Problem to solve: Can you transcribe every record below exactly as it appears?

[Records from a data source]

** Begin **

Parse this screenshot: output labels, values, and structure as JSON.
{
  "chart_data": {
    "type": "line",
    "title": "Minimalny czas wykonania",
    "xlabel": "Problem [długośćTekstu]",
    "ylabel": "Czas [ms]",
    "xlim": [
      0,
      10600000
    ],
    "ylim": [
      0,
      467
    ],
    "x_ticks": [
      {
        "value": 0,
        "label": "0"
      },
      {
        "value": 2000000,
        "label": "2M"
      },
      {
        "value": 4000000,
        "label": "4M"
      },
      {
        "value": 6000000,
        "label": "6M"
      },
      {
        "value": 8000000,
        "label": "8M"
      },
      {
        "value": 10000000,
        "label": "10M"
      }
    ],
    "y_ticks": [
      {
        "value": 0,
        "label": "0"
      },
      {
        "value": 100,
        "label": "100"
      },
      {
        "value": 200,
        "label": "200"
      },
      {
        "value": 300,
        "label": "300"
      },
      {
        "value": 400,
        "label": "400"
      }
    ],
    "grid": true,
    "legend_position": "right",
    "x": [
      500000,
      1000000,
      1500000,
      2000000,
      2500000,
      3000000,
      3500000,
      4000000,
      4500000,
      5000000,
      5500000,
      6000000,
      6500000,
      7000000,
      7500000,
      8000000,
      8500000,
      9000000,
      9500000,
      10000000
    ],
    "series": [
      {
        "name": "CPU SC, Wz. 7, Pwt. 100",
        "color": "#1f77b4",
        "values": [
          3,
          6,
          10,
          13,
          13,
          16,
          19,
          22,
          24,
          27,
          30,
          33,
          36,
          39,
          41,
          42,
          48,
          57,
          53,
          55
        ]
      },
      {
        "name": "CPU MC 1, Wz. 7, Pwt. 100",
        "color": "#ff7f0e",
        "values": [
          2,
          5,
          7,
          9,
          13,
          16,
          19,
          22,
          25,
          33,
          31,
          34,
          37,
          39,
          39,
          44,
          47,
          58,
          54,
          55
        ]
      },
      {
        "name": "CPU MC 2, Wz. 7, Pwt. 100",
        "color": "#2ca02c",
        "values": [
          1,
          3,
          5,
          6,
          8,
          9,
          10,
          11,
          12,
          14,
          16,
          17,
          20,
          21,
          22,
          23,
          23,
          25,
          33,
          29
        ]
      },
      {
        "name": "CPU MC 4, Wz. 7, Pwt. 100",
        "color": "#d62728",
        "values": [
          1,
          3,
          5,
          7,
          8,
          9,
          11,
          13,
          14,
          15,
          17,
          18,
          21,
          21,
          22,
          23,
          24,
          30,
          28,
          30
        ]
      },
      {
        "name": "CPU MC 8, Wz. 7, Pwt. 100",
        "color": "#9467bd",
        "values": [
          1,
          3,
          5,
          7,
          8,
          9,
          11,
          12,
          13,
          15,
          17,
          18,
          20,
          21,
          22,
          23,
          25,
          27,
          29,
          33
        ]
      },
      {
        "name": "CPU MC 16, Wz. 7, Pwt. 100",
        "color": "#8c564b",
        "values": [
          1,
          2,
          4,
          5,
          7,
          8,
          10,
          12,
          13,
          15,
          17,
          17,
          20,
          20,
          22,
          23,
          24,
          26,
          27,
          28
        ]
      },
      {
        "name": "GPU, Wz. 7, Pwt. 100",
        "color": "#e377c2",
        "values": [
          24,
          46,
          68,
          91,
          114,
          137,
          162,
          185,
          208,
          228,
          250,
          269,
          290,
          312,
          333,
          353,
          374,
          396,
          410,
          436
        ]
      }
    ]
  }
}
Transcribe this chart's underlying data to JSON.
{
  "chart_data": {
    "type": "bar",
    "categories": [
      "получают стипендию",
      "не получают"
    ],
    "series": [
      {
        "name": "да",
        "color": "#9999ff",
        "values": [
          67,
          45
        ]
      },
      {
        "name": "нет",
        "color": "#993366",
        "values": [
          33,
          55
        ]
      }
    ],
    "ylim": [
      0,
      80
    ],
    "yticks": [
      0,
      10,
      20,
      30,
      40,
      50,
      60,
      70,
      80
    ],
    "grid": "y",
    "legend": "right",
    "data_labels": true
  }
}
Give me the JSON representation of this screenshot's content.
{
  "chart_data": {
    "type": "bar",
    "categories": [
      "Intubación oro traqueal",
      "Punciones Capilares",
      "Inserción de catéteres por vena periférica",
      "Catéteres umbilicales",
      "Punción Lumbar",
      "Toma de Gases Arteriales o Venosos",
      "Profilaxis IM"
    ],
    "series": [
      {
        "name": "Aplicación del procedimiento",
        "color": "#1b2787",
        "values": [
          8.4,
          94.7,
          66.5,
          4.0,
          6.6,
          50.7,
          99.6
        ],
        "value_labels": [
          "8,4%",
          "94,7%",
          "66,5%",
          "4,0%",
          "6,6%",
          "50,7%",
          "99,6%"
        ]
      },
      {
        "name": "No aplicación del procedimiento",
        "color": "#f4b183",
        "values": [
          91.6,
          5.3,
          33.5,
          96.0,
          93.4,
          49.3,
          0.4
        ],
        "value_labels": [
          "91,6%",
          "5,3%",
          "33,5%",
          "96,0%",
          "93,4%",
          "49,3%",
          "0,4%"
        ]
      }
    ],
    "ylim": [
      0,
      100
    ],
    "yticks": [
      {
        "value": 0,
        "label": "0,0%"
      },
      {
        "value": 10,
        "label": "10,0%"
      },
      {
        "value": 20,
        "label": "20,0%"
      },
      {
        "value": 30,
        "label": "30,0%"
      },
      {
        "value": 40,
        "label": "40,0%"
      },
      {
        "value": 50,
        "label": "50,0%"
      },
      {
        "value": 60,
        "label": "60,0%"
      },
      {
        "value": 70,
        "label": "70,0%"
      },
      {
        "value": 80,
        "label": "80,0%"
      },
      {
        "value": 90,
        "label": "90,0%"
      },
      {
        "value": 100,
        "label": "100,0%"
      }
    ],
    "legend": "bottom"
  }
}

** End **

The completed task:
Parse this screenshot: output labels, values, and structure as JSON.
{
  "chart_data": {
    "type": "line",
    "title": "Minimalny czas wykonania",
    "xlabel": "Problem [długośćTekstu]",
    "ylabel": "Czas [ms]",
    "xlim": [
      0,
      10600000
    ],
    "ylim": [
      0,
      467
    ],
    "x_ticks": [
      {
        "value": 0,
        "label": "0"
      },
      {
        "value": 2000000,
        "label": "2M"
      },
      {
        "value": 4000000,
        "label": "4M"
      },
      {
        "value": 6000000,
        "label": "6M"
      },
      {
        "value": 8000000,
        "label": "8M"
      },
      {
        "value": 10000000,
        "label": "10M"
      }
    ],
    "y_ticks": [
      {
        "value": 0,
        "label": "0"
      },
      {
        "value": 100,
        "label": "100"
      },
      {
        "value": 200,
        "label": "200"
      },
      {
        "value": 300,
        "label": "300"
      },
      {
        "value": 400,
        "label": "400"
      }
    ],
    "grid": true,
    "legend_position": "right",
    "x": [
      500000,
      1000000,
      1500000,
      2000000,
      2500000,
      3000000,
      3500000,
      4000000,
      4500000,
      5000000,
      5500000,
      6000000,
      6500000,
      7000000,
      7500000,
      8000000,
      8500000,
      9000000,
      9500000,
      10000000
    ],
    "series": [
      {
        "name": "CPU SC, Wz. 7, Pwt. 100",
        "color": "#1f77b4",
        "values": [
          3,
          6,
          10,
          13,
          13,
          16,
          19,
          22,
          24,
          27,
          30,
          33,
          36,
          39,
          41,
          42,
          48,
          57,
          53,
          55
        ]
      },
      {
        "name": "CPU MC 1, Wz. 7, Pwt. 100",
        "color": "#ff7f0e",
        "values": [
          2,
          5,
          7,
          9,
          13,
          16,
          19,
          22,
          25,
          33,
          31,
          34,
          37,
          39,
          39,
          44,
          47,
          58,
          54,
          55
        ]
      },
      {
        "name": "CPU MC 2, Wz. 7, Pwt. 100",
        "color": "#2ca02c",
        "values": [
          1,
          3,
          5,
          6,
          8,
          9,
          10,
          11,
          12,
          14,
          16,
          17,
          20,
          21,
          22,
          23,
          23,
          25,
          33,
          29
        ]
      },
      {
        "name": "CPU MC 4, Wz. 7, Pwt. 100",
        "color": "#d62728",
        "values": [
          1,
          3,
          5,
          7,
          8,
          9,
          11,
          13,
          14,
          15,
          17,
          18,
          21,
          21,
          22,
          23,
          24,
          30,
          28,
          30
        ]
      },
      {
        "name": "CPU MC 8, Wz. 7, Pwt. 100",
        "color": "#9467bd",
        "values": [
          1,
          3,
          5,
          7,
          8,
          9,
          11,
          12,
          13,
          15,
          17,
          18,
          20,
          21,
          22,
          23,
          25,
          27,
          29,
          33
        ]
      },
      {
        "name": "CPU MC 16, Wz. 7, Pwt. 100",
        "color": "#8c564b",
        "values": [
          1,
          2,
          4,
          5,
          7,
          8,
          10,
          12,
          13,
          15,
          17,
          17,
          20,
          20,
          22,
          23,
          24,
          26,
          27,
          28
        ]
      },
      {
        "name": "GPU, Wz. 7, Pwt. 100",
        "color": "#e377c2",
        "values": [
          24,
          46,
          68,
          91,
          114,
          137,
          162,
          185,
          208,
          228,
          250,
          269,
          290,
          312,
          333,
          353,
          374,
          396,
          410,
          436
        ]
      }
    ]
  }
}
Transcribe this chart's underlying data to JSON.
{
  "chart_data": {
    "type": "bar",
    "categories": [
      "получают стипендию",
      "не получают"
    ],
    "series": [
      {
        "name": "да",
        "color": "#9999ff",
        "values": [
          67,
          45
        ]
      },
      {
        "name": "нет",
        "color": "#993366",
        "values": [
          33,
          55
        ]
      }
    ],
    "ylim": [
      0,
      80
    ],
    "yticks": [
      0,
      10,
      20,
      30,
      40,
      50,
      60,
      70,
      80
    ],
    "grid": "y",
    "legend": "right",
    "data_labels": true
  }
}
Give me the JSON representation of this screenshot's content.
{
  "chart_data": {
    "type": "bar",
    "categories": [
      "Intubación oro traqueal",
      "Punciones Capilares",
      "Inserción de catéteres por vena periférica",
      "Catéteres umbilicales",
      "Punción Lumbar",
      "Toma de Gases Arteriales o Venosos",
      "Profilaxis IM"
    ],
    "series": [
      {
        "name": "Aplicación del procedimiento",
        "color": "#1b2787",
        "values": [
          8.4,
          94.7,
          66.5,
          4.0,
          6.6,
          50.7,
          99.6
        ],
        "value_labels": [
          "8,4%",
          "94,7%",
          "66,5%",
          "4,0%",
          "6,6%",
          "50,7%",
          "99,6%"
        ]
      },
      {
        "name": "No aplicación del procedimiento",
        "color": "#f4b183",
        "values": [
          91.6,
          5.3,
          33.5,
          96.0,
          93.4,
          49.3,
          0.4
        ],
        "value_labels": [
          "91,6%",
          "5,3%",
          "33,5%",
          "96,0%",
          "93,4%",
          "49,3%",
          "0,4%"
        ]
      }
    ],
    "ylim": [
      0,
      100
    ],
    "yticks": [
      {
        "value": 0,
        "label": "0,0%"
      },
      {
        "value": 10,
        "label": "10,0%"
      },
      {
        "value": 20,
        "label": "20,0%"
      },
      {
        "value": 30,
        "label": "30,0%"
      },
      {
        "value": 40,
        "label": "40,0%"
      },
      {
        "value": 50,
        "label": "50,0%"
      },
      {
        "value": 60,
        "label": "60,0%"
      },
      {
        "value": 70,
        "label": "70,0%"
      },
      {
        "value": 80,
        "label": "80,0%"
      },
      {
        "value": 90,
        "label": "90,0%"
      },
      {
        "value": 100,
        "label": "100,0%"
      }
    ],
    "legend": "bottom"
  }
}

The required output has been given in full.